* Record extracts:
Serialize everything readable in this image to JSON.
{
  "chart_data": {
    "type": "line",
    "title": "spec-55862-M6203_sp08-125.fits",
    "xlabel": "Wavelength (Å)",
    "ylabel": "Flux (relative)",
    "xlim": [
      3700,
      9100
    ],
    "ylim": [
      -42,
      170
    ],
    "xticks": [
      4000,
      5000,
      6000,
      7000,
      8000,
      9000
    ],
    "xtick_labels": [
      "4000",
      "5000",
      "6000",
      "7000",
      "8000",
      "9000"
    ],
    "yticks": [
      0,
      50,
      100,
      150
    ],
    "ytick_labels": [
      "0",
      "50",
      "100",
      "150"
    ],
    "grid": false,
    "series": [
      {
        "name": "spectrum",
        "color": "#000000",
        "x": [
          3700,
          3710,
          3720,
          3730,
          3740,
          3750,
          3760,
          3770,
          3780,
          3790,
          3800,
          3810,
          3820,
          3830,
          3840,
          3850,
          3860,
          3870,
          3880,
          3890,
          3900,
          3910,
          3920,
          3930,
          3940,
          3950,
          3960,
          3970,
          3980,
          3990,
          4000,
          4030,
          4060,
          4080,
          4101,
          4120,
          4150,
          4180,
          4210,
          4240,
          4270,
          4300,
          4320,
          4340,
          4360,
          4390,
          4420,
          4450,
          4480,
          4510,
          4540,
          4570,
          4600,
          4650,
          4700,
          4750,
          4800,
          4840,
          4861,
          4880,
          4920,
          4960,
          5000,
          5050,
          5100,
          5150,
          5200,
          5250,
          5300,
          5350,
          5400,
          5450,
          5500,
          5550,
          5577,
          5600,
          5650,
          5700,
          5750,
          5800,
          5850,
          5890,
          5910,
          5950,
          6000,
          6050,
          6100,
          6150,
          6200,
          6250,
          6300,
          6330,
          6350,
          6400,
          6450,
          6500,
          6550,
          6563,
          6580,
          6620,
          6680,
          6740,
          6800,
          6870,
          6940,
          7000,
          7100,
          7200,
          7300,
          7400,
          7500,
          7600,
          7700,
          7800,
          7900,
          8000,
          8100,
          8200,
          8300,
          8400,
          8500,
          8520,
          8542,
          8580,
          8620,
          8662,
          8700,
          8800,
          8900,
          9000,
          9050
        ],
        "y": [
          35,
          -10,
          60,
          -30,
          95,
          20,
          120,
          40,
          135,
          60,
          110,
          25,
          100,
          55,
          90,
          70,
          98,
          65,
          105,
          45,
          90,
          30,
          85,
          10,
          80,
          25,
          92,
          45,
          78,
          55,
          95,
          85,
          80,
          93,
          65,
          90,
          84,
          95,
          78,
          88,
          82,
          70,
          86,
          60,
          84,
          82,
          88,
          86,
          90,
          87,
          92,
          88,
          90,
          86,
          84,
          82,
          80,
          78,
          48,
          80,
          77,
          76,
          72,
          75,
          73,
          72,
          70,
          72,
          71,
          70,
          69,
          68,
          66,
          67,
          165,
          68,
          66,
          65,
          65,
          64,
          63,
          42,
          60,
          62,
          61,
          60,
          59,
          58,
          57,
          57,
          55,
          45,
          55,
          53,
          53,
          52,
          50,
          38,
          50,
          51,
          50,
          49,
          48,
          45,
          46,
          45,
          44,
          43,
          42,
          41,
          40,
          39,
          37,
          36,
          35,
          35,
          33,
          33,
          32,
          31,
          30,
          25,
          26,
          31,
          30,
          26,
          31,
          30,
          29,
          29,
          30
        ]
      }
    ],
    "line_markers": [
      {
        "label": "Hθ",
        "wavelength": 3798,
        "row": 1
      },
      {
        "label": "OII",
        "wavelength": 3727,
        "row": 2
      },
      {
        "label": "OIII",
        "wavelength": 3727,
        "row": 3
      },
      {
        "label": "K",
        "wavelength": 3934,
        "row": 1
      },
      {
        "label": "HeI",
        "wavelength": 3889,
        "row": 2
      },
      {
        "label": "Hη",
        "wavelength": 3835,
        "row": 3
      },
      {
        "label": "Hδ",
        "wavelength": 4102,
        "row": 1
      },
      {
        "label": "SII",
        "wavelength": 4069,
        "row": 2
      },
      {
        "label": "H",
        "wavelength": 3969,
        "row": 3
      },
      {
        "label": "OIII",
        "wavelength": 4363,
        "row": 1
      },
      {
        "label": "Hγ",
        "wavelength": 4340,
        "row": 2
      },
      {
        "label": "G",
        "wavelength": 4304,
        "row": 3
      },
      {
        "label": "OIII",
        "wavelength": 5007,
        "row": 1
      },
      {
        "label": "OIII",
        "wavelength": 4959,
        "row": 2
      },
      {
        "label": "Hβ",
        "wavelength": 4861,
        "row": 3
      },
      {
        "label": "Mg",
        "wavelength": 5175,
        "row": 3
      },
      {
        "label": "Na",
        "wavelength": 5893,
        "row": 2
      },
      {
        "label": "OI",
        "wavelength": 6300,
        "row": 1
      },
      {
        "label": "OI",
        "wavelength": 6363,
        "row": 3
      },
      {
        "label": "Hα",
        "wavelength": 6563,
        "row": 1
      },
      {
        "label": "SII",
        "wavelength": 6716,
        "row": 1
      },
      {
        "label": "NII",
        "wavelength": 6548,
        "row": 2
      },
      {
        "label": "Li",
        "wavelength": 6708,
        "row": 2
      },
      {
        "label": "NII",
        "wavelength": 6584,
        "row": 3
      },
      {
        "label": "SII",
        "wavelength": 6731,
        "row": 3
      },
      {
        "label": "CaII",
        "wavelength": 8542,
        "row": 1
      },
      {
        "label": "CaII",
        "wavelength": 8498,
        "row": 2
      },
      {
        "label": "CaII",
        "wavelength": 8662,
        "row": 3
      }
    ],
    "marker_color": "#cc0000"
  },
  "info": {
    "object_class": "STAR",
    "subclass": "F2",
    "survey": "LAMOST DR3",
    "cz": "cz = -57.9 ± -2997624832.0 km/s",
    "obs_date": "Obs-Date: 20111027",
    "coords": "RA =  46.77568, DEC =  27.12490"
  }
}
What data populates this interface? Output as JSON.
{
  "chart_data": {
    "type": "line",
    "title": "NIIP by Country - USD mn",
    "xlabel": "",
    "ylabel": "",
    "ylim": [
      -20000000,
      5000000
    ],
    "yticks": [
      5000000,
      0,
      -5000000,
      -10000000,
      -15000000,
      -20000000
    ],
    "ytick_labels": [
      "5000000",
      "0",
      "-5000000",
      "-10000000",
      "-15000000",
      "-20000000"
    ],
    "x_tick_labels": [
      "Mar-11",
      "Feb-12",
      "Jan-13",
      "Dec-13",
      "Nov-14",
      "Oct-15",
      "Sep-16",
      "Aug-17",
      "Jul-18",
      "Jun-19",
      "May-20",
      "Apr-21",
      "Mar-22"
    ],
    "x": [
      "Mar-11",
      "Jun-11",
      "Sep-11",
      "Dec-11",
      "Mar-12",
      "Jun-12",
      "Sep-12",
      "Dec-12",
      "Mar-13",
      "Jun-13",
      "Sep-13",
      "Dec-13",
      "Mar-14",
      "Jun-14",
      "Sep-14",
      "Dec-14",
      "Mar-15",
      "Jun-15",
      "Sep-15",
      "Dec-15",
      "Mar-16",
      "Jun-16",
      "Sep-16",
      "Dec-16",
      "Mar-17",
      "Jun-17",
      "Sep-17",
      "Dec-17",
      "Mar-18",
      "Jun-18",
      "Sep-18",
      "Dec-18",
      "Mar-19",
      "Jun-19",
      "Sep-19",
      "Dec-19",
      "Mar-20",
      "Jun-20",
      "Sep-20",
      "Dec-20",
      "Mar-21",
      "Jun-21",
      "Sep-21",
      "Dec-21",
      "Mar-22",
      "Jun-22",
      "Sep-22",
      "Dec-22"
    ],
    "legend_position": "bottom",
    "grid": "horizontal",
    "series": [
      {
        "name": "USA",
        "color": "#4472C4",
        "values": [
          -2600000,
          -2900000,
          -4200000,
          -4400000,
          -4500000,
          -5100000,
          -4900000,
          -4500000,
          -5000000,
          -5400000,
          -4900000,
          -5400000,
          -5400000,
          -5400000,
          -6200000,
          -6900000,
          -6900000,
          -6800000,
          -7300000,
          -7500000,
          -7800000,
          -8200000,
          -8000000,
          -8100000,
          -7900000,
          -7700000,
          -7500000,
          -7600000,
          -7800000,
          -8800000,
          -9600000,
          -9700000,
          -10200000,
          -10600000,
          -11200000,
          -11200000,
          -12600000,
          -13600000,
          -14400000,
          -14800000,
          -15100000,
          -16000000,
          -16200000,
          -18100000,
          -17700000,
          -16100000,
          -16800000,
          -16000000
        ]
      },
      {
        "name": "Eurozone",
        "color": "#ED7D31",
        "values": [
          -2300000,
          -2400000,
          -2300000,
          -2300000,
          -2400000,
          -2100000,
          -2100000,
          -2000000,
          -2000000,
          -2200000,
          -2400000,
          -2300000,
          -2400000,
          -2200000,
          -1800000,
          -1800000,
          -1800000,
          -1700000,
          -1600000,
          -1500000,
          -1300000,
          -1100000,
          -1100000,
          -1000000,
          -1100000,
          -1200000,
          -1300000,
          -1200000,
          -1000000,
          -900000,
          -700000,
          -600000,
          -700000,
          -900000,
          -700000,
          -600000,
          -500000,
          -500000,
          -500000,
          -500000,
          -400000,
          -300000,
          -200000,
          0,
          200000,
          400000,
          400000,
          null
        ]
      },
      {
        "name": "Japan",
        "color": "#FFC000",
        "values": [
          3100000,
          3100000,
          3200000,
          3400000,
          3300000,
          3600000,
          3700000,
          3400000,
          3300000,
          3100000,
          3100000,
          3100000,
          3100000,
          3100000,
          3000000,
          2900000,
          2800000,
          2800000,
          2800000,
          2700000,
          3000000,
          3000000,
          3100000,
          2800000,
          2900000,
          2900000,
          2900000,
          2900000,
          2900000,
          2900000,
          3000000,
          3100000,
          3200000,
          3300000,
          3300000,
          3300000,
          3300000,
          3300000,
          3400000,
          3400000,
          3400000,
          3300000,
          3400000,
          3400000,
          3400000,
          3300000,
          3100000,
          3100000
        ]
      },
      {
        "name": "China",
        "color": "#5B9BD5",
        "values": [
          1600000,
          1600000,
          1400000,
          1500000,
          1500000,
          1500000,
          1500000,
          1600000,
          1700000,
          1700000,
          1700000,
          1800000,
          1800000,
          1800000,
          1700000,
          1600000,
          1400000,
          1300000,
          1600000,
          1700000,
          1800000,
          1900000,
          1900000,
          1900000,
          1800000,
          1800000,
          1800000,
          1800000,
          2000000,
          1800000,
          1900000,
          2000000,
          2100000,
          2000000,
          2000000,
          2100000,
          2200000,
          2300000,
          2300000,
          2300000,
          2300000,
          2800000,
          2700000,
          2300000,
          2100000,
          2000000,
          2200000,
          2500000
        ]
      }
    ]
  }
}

* What is expected: Filter the records down to the lines that contain the string "name", and copy those lines.

* Written solution:
        "name": "spectrum",
        "name": "USA",
        "name": "Eurozone",
        "name": "Japan",
        "name": "China",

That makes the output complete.